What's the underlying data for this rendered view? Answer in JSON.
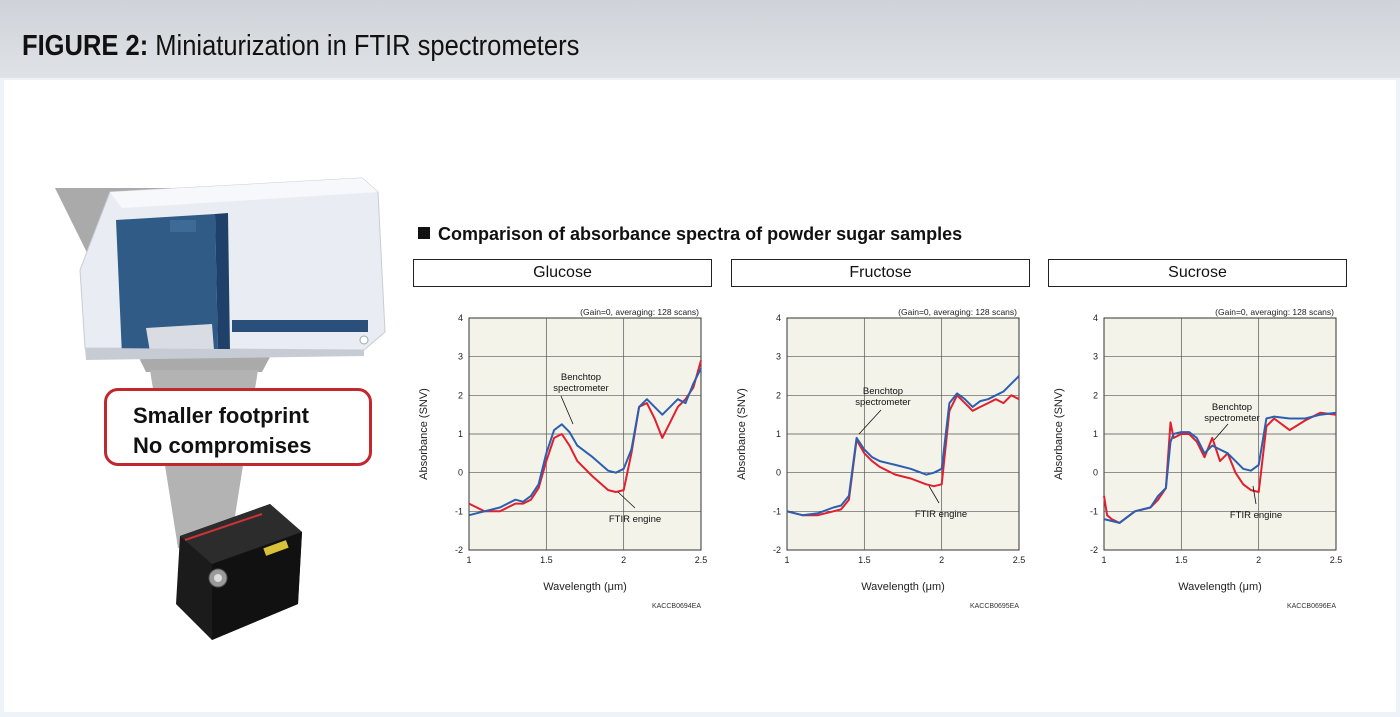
{
  "header": {
    "figure_label": "FIGURE 2:",
    "title": "Miniaturization in FTIR spectrometers"
  },
  "callout": {
    "line1": "Smaller footprint",
    "line2": "No compromises"
  },
  "section_title": "Comparison of absorbance spectra of powder sugar samples",
  "colors": {
    "benchtop": "#2b5fb0",
    "ftir": "#e0202e",
    "plot_bg": "#f3f3ea",
    "callout_border": "#c1272d"
  },
  "chart_data": [
    {
      "type": "line",
      "panel_title": "Glucose",
      "note": "(Gain=0, averaging: 128 scans)",
      "xlabel": "Wavelength (μm)",
      "ylabel": "Absorbance (SNV)",
      "xlim": [
        1,
        2.5
      ],
      "ylim": [
        -2,
        4
      ],
      "xticks": [
        "1",
        "1.5",
        "2",
        "2.5"
      ],
      "yticks": [
        "4",
        "3",
        "2",
        "1",
        "0",
        "-1",
        "-2"
      ],
      "code": "KACCB0694EA",
      "annotations": [
        {
          "lines": [
            "Benchtop",
            "spectrometer"
          ]
        },
        {
          "lines": [
            "FTIR engine"
          ]
        }
      ],
      "series": [
        {
          "name": "Benchtop spectrometer",
          "x": [
            1.0,
            1.1,
            1.2,
            1.3,
            1.35,
            1.4,
            1.45,
            1.5,
            1.55,
            1.6,
            1.65,
            1.7,
            1.8,
            1.9,
            1.95,
            2.0,
            2.05,
            2.1,
            2.15,
            2.2,
            2.25,
            2.3,
            2.35,
            2.4,
            2.45,
            2.5
          ],
          "y": [
            -1.1,
            -1.0,
            -0.9,
            -0.7,
            -0.75,
            -0.6,
            -0.3,
            0.5,
            1.1,
            1.25,
            1.05,
            0.7,
            0.4,
            0.05,
            0.0,
            0.1,
            0.6,
            1.7,
            1.9,
            1.7,
            1.5,
            1.7,
            1.9,
            1.8,
            2.3,
            2.7
          ]
        },
        {
          "name": "FTIR engine",
          "x": [
            1.0,
            1.1,
            1.2,
            1.3,
            1.35,
            1.4,
            1.45,
            1.5,
            1.55,
            1.6,
            1.65,
            1.7,
            1.8,
            1.9,
            1.95,
            2.0,
            2.05,
            2.1,
            2.15,
            2.2,
            2.25,
            2.3,
            2.35,
            2.4,
            2.45,
            2.5
          ],
          "y": [
            -0.8,
            -1.0,
            -1.0,
            -0.8,
            -0.8,
            -0.7,
            -0.4,
            0.3,
            0.9,
            1.0,
            0.7,
            0.3,
            -0.1,
            -0.45,
            -0.5,
            -0.45,
            0.5,
            1.7,
            1.8,
            1.4,
            0.9,
            1.3,
            1.7,
            1.9,
            2.2,
            2.9
          ]
        }
      ]
    },
    {
      "type": "line",
      "panel_title": "Fructose",
      "note": "(Gain=0, averaging: 128 scans)",
      "xlabel": "Wavelength (μm)",
      "ylabel": "Absorbance (SNV)",
      "xlim": [
        1,
        2.5
      ],
      "ylim": [
        -2,
        4
      ],
      "xticks": [
        "1",
        "1.5",
        "2",
        "2.5"
      ],
      "yticks": [
        "4",
        "3",
        "2",
        "1",
        "0",
        "-1",
        "-2"
      ],
      "code": "KACCB0695EA",
      "annotations": [
        {
          "lines": [
            "Benchtop",
            "spectrometer"
          ]
        },
        {
          "lines": [
            "FTIR engine"
          ]
        }
      ],
      "series": [
        {
          "name": "Benchtop spectrometer",
          "x": [
            1.0,
            1.1,
            1.2,
            1.3,
            1.35,
            1.4,
            1.45,
            1.5,
            1.55,
            1.6,
            1.7,
            1.8,
            1.9,
            1.95,
            2.0,
            2.05,
            2.1,
            2.15,
            2.2,
            2.25,
            2.3,
            2.35,
            2.4,
            2.45,
            2.5
          ],
          "y": [
            -1.0,
            -1.1,
            -1.05,
            -0.9,
            -0.85,
            -0.6,
            0.9,
            0.6,
            0.4,
            0.3,
            0.2,
            0.1,
            -0.05,
            0.0,
            0.1,
            1.8,
            2.05,
            1.9,
            1.7,
            1.85,
            1.9,
            2.0,
            2.1,
            2.3,
            2.5
          ]
        },
        {
          "name": "FTIR engine",
          "x": [
            1.0,
            1.1,
            1.2,
            1.3,
            1.35,
            1.4,
            1.45,
            1.5,
            1.55,
            1.6,
            1.7,
            1.8,
            1.9,
            1.95,
            2.0,
            2.05,
            2.1,
            2.15,
            2.2,
            2.25,
            2.3,
            2.35,
            2.4,
            2.45,
            2.5
          ],
          "y": [
            -1.0,
            -1.1,
            -1.1,
            -1.0,
            -0.95,
            -0.7,
            0.85,
            0.5,
            0.3,
            0.15,
            -0.05,
            -0.15,
            -0.3,
            -0.35,
            -0.3,
            1.6,
            2.0,
            1.8,
            1.6,
            1.7,
            1.8,
            1.9,
            1.8,
            2.0,
            1.9
          ]
        }
      ]
    },
    {
      "type": "line",
      "panel_title": "Sucrose",
      "note": "(Gain=0, averaging: 128 scans)",
      "xlabel": "Wavelength (μm)",
      "ylabel": "Absorbance (SNV)",
      "xlim": [
        1,
        2.5
      ],
      "ylim": [
        -2,
        4
      ],
      "xticks": [
        "1",
        "1.5",
        "2",
        "2.5"
      ],
      "yticks": [
        "4",
        "3",
        "2",
        "1",
        "0",
        "-1",
        "-2"
      ],
      "code": "KACCB0696EA",
      "annotations": [
        {
          "lines": [
            "Benchtop",
            "spectrometer"
          ]
        },
        {
          "lines": [
            "FTIR engine"
          ]
        }
      ],
      "series": [
        {
          "name": "Benchtop spectrometer",
          "x": [
            1.0,
            1.1,
            1.2,
            1.3,
            1.35,
            1.4,
            1.43,
            1.45,
            1.5,
            1.55,
            1.6,
            1.65,
            1.7,
            1.75,
            1.8,
            1.85,
            1.9,
            1.95,
            2.0,
            2.05,
            2.1,
            2.2,
            2.3,
            2.4,
            2.5
          ],
          "y": [
            -1.2,
            -1.3,
            -1.0,
            -0.9,
            -0.6,
            -0.4,
            0.8,
            1.0,
            1.05,
            1.05,
            0.9,
            0.5,
            0.7,
            0.6,
            0.5,
            0.3,
            0.1,
            0.05,
            0.2,
            1.4,
            1.45,
            1.4,
            1.4,
            1.5,
            1.55
          ]
        },
        {
          "name": "FTIR engine",
          "x": [
            1.0,
            1.02,
            1.05,
            1.1,
            1.2,
            1.3,
            1.35,
            1.4,
            1.43,
            1.45,
            1.5,
            1.55,
            1.6,
            1.65,
            1.7,
            1.75,
            1.8,
            1.85,
            1.9,
            1.95,
            2.0,
            2.05,
            2.1,
            2.2,
            2.3,
            2.4,
            2.5
          ],
          "y": [
            -0.6,
            -1.1,
            -1.2,
            -1.3,
            -1.0,
            -0.9,
            -0.7,
            -0.4,
            1.3,
            0.9,
            1.0,
            1.0,
            0.8,
            0.4,
            0.9,
            0.3,
            0.5,
            0.0,
            -0.3,
            -0.45,
            -0.5,
            1.2,
            1.4,
            1.1,
            1.35,
            1.55,
            1.5
          ]
        }
      ]
    }
  ]
}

·····

> [Set task]
Reproduce all the entries that precede this task, word for word, minus any pictures.

> [Written solution]
What's the underlying data for this rendered view? Answer in JSON.
{
  "header": {
    "figure_label": "FIGURE 2:",
    "title": "Miniaturization in FTIR spectrometers"
  },
  "callout": {
    "line1": "Smaller footprint",
    "line2": "No compromises"
  },
  "section_title": "Comparison of absorbance spectra of powder sugar samples",
  "colors": {
    "benchtop": "#2b5fb0",
    "ftir": "#e0202e",
    "plot_bg": "#f3f3ea",
    "callout_border": "#c1272d"
  },
  "chart_data": [
    {
      "type": "line",
      "panel_title": "Glucose",
      "note": "(Gain=0, averaging: 128 scans)",
      "xlabel": "Wavelength (μm)",
      "ylabel": "Absorbance (SNV)",
      "xlim": [
        1,
        2.5
      ],
      "ylim": [
        -2,
        4
      ],
      "xticks": [
        "1",
        "1.5",
        "2",
        "2.5"
      ],
      "yticks": [
        "4",
        "3",
        "2",
        "1",
        "0",
        "-1",
        "-2"
      ],
      "code": "KACCB0694EA",
      "annotations": [
        {
          "lines": [
            "Benchtop",
            "spectrometer"
          ]
        },
        {
          "lines": [
            "FTIR engine"
          ]
        }
      ],
      "series": [
        {
          "name": "Benchtop spectrometer",
          "x": [
            1.0,
            1.1,
            1.2,
            1.3,
            1.35,
            1.4,
            1.45,
            1.5,
            1.55,
            1.6,
            1.65,
            1.7,
            1.8,
            1.9,
            1.95,
            2.0,
            2.05,
            2.1,
            2.15,
            2.2,
            2.25,
            2.3,
            2.35,
            2.4,
            2.45,
            2.5
          ],
          "y": [
            -1.1,
            -1.0,
            -0.9,
            -0.7,
            -0.75,
            -0.6,
            -0.3,
            0.5,
            1.1,
            1.25,
            1.05,
            0.7,
            0.4,
            0.05,
            0.0,
            0.1,
            0.6,
            1.7,
            1.9,
            1.7,
            1.5,
            1.7,
            1.9,
            1.8,
            2.3,
            2.7
          ]
        },
        {
          "name": "FTIR engine",
          "x": [
            1.0,
            1.1,
            1.2,
            1.3,
            1.35,
            1.4,
            1.45,
            1.5,
            1.55,
            1.6,
            1.65,
            1.7,
            1.8,
            1.9,
            1.95,
            2.0,
            2.05,
            2.1,
            2.15,
            2.2,
            2.25,
            2.3,
            2.35,
            2.4,
            2.45,
            2.5
          ],
          "y": [
            -0.8,
            -1.0,
            -1.0,
            -0.8,
            -0.8,
            -0.7,
            -0.4,
            0.3,
            0.9,
            1.0,
            0.7,
            0.3,
            -0.1,
            -0.45,
            -0.5,
            -0.45,
            0.5,
            1.7,
            1.8,
            1.4,
            0.9,
            1.3,
            1.7,
            1.9,
            2.2,
            2.9
          ]
        }
      ]
    },
    {
      "type": "line",
      "panel_title": "Fructose",
      "note": "(Gain=0, averaging: 128 scans)",
      "xlabel": "Wavelength (μm)",
      "ylabel": "Absorbance (SNV)",
      "xlim": [
        1,
        2.5
      ],
      "ylim": [
        -2,
        4
      ],
      "xticks": [
        "1",
        "1.5",
        "2",
        "2.5"
      ],
      "yticks": [
        "4",
        "3",
        "2",
        "1",
        "0",
        "-1",
        "-2"
      ],
      "code": "KACCB0695EA",
      "annotations": [
        {
          "lines": [
            "Benchtop",
            "spectrometer"
          ]
        },
        {
          "lines": [
            "FTIR engine"
          ]
        }
      ],
      "series": [
        {
          "name": "Benchtop spectrometer",
          "x": [
            1.0,
            1.1,
            1.2,
            1.3,
            1.35,
            1.4,
            1.45,
            1.5,
            1.55,
            1.6,
            1.7,
            1.8,
            1.9,
            1.95,
            2.0,
            2.05,
            2.1,
            2.15,
            2.2,
            2.25,
            2.3,
            2.35,
            2.4,
            2.45,
            2.5
          ],
          "y": [
            -1.0,
            -1.1,
            -1.05,
            -0.9,
            -0.85,
            -0.6,
            0.9,
            0.6,
            0.4,
            0.3,
            0.2,
            0.1,
            -0.05,
            0.0,
            0.1,
            1.8,
            2.05,
            1.9,
            1.7,
            1.85,
            1.9,
            2.0,
            2.1,
            2.3,
            2.5
          ]
        },
        {
          "name": "FTIR engine",
          "x": [
            1.0,
            1.1,
            1.2,
            1.3,
            1.35,
            1.4,
            1.45,
            1.5,
            1.55,
            1.6,
            1.7,
            1.8,
            1.9,
            1.95,
            2.0,
            2.05,
            2.1,
            2.15,
            2.2,
            2.25,
            2.3,
            2.35,
            2.4,
            2.45,
            2.5
          ],
          "y": [
            -1.0,
            -1.1,
            -1.1,
            -1.0,
            -0.95,
            -0.7,
            0.85,
            0.5,
            0.3,
            0.15,
            -0.05,
            -0.15,
            -0.3,
            -0.35,
            -0.3,
            1.6,
            2.0,
            1.8,
            1.6,
            1.7,
            1.8,
            1.9,
            1.8,
            2.0,
            1.9
          ]
        }
      ]
    },
    {
      "type": "line",
      "panel_title": "Sucrose",
      "note": "(Gain=0, averaging: 128 scans)",
      "xlabel": "Wavelength (μm)",
      "ylabel": "Absorbance (SNV)",
      "xlim": [
        1,
        2.5
      ],
      "ylim": [
        -2,
        4
      ],
      "xticks": [
        "1",
        "1.5",
        "2",
        "2.5"
      ],
      "yticks": [
        "4",
        "3",
        "2",
        "1",
        "0",
        "-1",
        "-2"
      ],
      "code": "KACCB0696EA",
      "annotations": [
        {
          "lines": [
            "Benchtop",
            "spectrometer"
          ]
        },
        {
          "lines": [
            "FTIR engine"
          ]
        }
      ],
      "series": [
        {
          "name": "Benchtop spectrometer",
          "x": [
            1.0,
            1.1,
            1.2,
            1.3,
            1.35,
            1.4,
            1.43,
            1.45,
            1.5,
            1.55,
            1.6,
            1.65,
            1.7,
            1.75,
            1.8,
            1.85,
            1.9,
            1.95,
            2.0,
            2.05,
            2.1,
            2.2,
            2.3,
            2.4,
            2.5
          ],
          "y": [
            -1.2,
            -1.3,
            -1.0,
            -0.9,
            -0.6,
            -0.4,
            0.8,
            1.0,
            1.05,
            1.05,
            0.9,
            0.5,
            0.7,
            0.6,
            0.5,
            0.3,
            0.1,
            0.05,
            0.2,
            1.4,
            1.45,
            1.4,
            1.4,
            1.5,
            1.55
          ]
        },
        {
          "name": "FTIR engine",
          "x": [
            1.0,
            1.02,
            1.05,
            1.1,
            1.2,
            1.3,
            1.35,
            1.4,
            1.43,
            1.45,
            1.5,
            1.55,
            1.6,
            1.65,
            1.7,
            1.75,
            1.8,
            1.85,
            1.9,
            1.95,
            2.0,
            2.05,
            2.1,
            2.2,
            2.3,
            2.4,
            2.5
          ],
          "y": [
            -0.6,
            -1.1,
            -1.2,
            -1.3,
            -1.0,
            -0.9,
            -0.7,
            -0.4,
            1.3,
            0.9,
            1.0,
            1.0,
            0.8,
            0.4,
            0.9,
            0.3,
            0.5,
            0.0,
            -0.3,
            -0.45,
            -0.5,
            1.2,
            1.4,
            1.1,
            1.35,
            1.55,
            1.5
          ]
        }
      ]
    }
  ]
}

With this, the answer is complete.